**MATERIAL PROVIDED**:
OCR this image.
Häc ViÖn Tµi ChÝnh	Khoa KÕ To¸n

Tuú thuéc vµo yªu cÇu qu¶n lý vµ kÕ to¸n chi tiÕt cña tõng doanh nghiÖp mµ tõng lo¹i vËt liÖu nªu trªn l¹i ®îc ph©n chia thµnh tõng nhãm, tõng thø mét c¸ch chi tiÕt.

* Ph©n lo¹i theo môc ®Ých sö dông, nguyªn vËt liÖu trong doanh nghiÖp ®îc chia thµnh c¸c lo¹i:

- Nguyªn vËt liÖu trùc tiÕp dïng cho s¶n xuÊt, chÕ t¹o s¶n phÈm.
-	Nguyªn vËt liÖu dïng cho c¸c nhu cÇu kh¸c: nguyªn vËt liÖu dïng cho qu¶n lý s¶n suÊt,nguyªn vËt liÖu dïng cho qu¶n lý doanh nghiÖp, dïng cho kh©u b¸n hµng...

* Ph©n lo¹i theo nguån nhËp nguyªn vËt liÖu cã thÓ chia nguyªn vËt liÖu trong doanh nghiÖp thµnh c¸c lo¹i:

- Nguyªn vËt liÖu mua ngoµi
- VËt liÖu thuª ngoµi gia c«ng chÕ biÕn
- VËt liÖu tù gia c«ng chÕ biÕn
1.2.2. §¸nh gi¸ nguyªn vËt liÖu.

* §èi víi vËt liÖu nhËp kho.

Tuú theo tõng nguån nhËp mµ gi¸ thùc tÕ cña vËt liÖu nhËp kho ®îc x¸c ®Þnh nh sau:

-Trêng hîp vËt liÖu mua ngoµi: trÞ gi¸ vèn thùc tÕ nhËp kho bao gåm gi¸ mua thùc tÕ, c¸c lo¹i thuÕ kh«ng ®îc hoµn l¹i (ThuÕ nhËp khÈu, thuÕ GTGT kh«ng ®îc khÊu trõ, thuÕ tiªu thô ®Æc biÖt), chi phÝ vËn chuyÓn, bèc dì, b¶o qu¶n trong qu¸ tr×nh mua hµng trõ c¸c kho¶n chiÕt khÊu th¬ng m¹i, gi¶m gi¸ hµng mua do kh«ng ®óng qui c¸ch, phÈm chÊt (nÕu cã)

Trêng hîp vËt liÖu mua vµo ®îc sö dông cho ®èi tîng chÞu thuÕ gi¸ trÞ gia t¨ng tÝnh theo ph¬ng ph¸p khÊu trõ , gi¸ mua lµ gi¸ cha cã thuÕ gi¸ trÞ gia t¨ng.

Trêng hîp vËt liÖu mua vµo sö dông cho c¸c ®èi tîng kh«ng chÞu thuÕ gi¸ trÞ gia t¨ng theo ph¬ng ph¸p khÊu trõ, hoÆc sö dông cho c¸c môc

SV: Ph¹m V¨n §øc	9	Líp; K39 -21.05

**WHAT IS EXPECTED**: Write out every entry verbatim.

**TASK ANSWER**:
OCR this image.
Häc ViÖn Tµi ChÝnh	Khoa KÕ To¸n

Tuú thuéc vµo yªu cÇu qu¶n lý vµ kÕ to¸n chi tiÕt cña tõng doanh nghiÖp mµ tõng lo¹i vËt liÖu nªu trªn l¹i ®îc ph©n chia thµnh tõng nhãm, tõng thø mét c¸ch chi tiÕt.

* Ph©n lo¹i theo môc ®Ých sö dông, nguyªn vËt liÖu trong doanh nghiÖp ®îc chia thµnh c¸c lo¹i:

- Nguyªn vËt liÖu trùc tiÕp dïng cho s¶n xuÊt, chÕ t¹o s¶n phÈm.
-	Nguyªn vËt liÖu dïng cho c¸c nhu cÇu kh¸c: nguyªn vËt liÖu dïng cho qu¶n lý s¶n suÊt,nguyªn vËt liÖu dïng cho qu¶n lý doanh nghiÖp, dïng cho kh©u b¸n hµng...

* Ph©n lo¹i theo nguån nhËp nguyªn vËt liÖu cã thÓ chia nguyªn vËt liÖu trong doanh nghiÖp thµnh c¸c lo¹i:

- Nguyªn vËt liÖu mua ngoµi
- VËt liÖu thuª ngoµi gia c«ng chÕ biÕn
- VËt liÖu tù gia c«ng chÕ biÕn
1.2.2. §¸nh gi¸ nguyªn vËt liÖu.

* §èi víi vËt liÖu nhËp kho.

Tuú theo tõng nguån nhËp mµ gi¸ thùc tÕ cña vËt liÖu nhËp kho ®îc x¸c ®Þnh nh sau:

-Trêng hîp vËt liÖu mua ngoµi: trÞ gi¸ vèn thùc tÕ nhËp kho bao gåm gi¸ mua thùc tÕ, c¸c lo¹i thuÕ kh«ng ®îc hoµn l¹i (ThuÕ nhËp khÈu, thuÕ GTGT kh«ng ®îc khÊu trõ, thuÕ tiªu thô ®Æc biÖt), chi phÝ vËn chuyÓn, bèc dì, b¶o qu¶n trong qu¸ tr×nh mua hµng trõ c¸c kho¶n chiÕt khÊu th¬ng m¹i, gi¶m gi¸ hµng mua do kh«ng ®óng qui c¸ch, phÈm chÊt (nÕu cã)

Trêng hîp vËt liÖu mua vµo ®îc sö dông cho ®èi tîng chÞu thuÕ gi¸ trÞ gia t¨ng tÝnh theo ph¬ng ph¸p khÊu trõ , gi¸ mua lµ gi¸ cha cã thuÕ gi¸ trÞ gia t¨ng.

Trêng hîp vËt liÖu mua vµo sö dông cho c¸c ®èi tîng kh«ng chÞu thuÕ gi¸ trÞ gia t¨ng theo ph¬ng ph¸p khÊu trõ, hoÆc sö dông cho c¸c môc

SV: Ph¹m V¨n §øc	9	Líp; K39 -21.05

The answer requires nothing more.